§ **Text segment**:
>>>

Wednesday, March 23, 2011

India joins worldwide efforts to unchain mentally ill people

From the Times of India:

NEW DELHI, India -- India is all set to be part of the global movement to free mentally ill people from chains.

A shameful practice often referred to as a blot on human rights, mentally ill patients in the southeast Asia region, including India, are chained to poles or their beds in institutions meant to cure them.

In the Erwadi tragedy in India in 2001, over 20 people with mental illness were burned to death after a fire swept though an institute in which they were chained to their beds. Now, India in its draft Mental Health Care Bill 2010, which comes up for national consultation on Tuesday, prohibits "chaining of mentally ill patients in any manner or form".

It also prohibits electro-convulsive therapy without the use of muscle relaxants and anesthesia, electro-convulsive therapy for minors and sterilization of men or women, when is intended as a treatment for mental illness.

The bill also says that mentally ill patients can't be subject to compulsory tonsuring (shaving of head hair) and have to wear own personal clothes and not be forced to wear uniforms provided by the facility.

The bill gives special mention to how minors with mental illnesses need to be handled. It says any person under the age of 18 years (minor) can be admitted to a mental health facility only in exceptional circumstances and when two psychiatrists have independently examined the minor on the day of admission or in the preceding seven days and both conclude that "the minor has a mental illness of a severity warranting admission to a mental health facility".

The bill gives least amount of importance to seclusion and admission in "facilities".

It says: "Mental health services shall provide treatment in a manner which supports persons with mental illness to live in the community and with their families. Long-term hospital-based mental health treatment shall be used only in exceptional circumstances, for as short a duration as possible, and only as a last resort when appropriate community-based treatment has been tried and shown to have failed."

According to the draft bill, physical restraint or seclusion may only be used when it is the only means available to prevent imminent and immediate harm to the person concerned or to others. Also physical restraint can only be used if it is authorized by the psychiatrist in charge of the person's treatment at the mental health facility.

The draft bill also calls for the setting up of a Mental Health Review Commission within three months of the Act coming into force to exercise the powers. The commission's president has to be of the level of a HC judge.

<<<

§ **Brief**: Please translate this sentence from the news item on India's draft mental health bill into Spanish: "Also physical restraint can only be used if it is authorized by the psychiatrist in charge of the person's treatment at the mental health facility."

Dataset items

>>>

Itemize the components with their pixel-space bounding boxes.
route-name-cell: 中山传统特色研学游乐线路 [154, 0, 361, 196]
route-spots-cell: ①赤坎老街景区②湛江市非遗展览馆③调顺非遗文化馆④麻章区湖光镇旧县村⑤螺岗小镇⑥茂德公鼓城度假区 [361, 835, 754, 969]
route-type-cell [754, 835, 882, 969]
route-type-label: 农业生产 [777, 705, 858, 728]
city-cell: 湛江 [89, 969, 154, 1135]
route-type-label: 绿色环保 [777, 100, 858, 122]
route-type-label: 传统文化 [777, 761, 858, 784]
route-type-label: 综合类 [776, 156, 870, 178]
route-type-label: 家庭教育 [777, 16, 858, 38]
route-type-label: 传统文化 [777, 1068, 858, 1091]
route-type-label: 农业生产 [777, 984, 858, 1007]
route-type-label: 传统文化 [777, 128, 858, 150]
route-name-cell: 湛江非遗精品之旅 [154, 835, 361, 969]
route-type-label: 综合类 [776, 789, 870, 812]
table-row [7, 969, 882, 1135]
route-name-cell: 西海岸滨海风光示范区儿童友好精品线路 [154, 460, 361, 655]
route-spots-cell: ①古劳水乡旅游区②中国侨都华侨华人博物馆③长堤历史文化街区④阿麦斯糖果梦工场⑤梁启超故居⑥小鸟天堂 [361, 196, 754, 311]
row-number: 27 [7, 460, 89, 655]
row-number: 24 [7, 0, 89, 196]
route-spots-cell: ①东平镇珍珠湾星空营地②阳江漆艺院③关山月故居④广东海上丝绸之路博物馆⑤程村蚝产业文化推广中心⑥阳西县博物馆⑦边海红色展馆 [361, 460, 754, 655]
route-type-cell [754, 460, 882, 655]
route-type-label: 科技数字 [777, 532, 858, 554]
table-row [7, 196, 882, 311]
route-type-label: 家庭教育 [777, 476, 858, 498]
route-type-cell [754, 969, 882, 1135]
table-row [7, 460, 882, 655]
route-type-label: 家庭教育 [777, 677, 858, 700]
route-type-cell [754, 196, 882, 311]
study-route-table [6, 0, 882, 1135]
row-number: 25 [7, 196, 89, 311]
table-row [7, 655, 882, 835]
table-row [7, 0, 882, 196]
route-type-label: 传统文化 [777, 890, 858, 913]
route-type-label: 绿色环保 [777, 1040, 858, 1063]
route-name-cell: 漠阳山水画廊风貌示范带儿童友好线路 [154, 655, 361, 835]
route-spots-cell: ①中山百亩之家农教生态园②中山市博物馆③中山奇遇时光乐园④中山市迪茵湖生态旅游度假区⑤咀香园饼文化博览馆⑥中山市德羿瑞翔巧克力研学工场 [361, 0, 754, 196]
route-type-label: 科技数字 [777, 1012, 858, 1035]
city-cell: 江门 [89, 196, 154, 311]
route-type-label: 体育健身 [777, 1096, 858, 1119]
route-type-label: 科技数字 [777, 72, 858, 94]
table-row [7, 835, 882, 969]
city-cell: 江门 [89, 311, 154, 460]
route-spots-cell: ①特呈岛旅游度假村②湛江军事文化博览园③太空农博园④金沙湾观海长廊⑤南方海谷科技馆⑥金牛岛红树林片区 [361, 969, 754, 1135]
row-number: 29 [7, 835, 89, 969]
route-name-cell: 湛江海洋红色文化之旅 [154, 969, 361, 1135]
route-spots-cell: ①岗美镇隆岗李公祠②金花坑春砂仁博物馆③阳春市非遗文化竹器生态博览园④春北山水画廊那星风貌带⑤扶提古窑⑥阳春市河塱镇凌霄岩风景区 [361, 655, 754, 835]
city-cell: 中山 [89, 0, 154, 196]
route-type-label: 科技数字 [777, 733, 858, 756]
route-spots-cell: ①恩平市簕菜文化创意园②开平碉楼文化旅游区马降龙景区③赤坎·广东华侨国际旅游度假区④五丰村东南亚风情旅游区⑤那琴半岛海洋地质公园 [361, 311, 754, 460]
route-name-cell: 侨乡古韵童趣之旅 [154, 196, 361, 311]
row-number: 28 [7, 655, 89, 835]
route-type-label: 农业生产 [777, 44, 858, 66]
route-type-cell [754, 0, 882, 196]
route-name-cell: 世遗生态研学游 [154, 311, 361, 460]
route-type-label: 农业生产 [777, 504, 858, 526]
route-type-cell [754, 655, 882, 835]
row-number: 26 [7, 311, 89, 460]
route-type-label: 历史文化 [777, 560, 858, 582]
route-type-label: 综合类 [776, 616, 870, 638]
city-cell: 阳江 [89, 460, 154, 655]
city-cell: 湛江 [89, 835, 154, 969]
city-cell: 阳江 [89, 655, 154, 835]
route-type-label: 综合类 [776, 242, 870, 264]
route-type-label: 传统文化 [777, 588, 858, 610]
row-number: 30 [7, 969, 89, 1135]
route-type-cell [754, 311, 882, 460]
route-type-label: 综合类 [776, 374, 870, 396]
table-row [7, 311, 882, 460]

<<<

§ **Written solution**: Además, la inmovilización física solo puede utilizarse si la autoriza el psiquiatra a cargo del tratamiento de la persona en el centro de salud mental.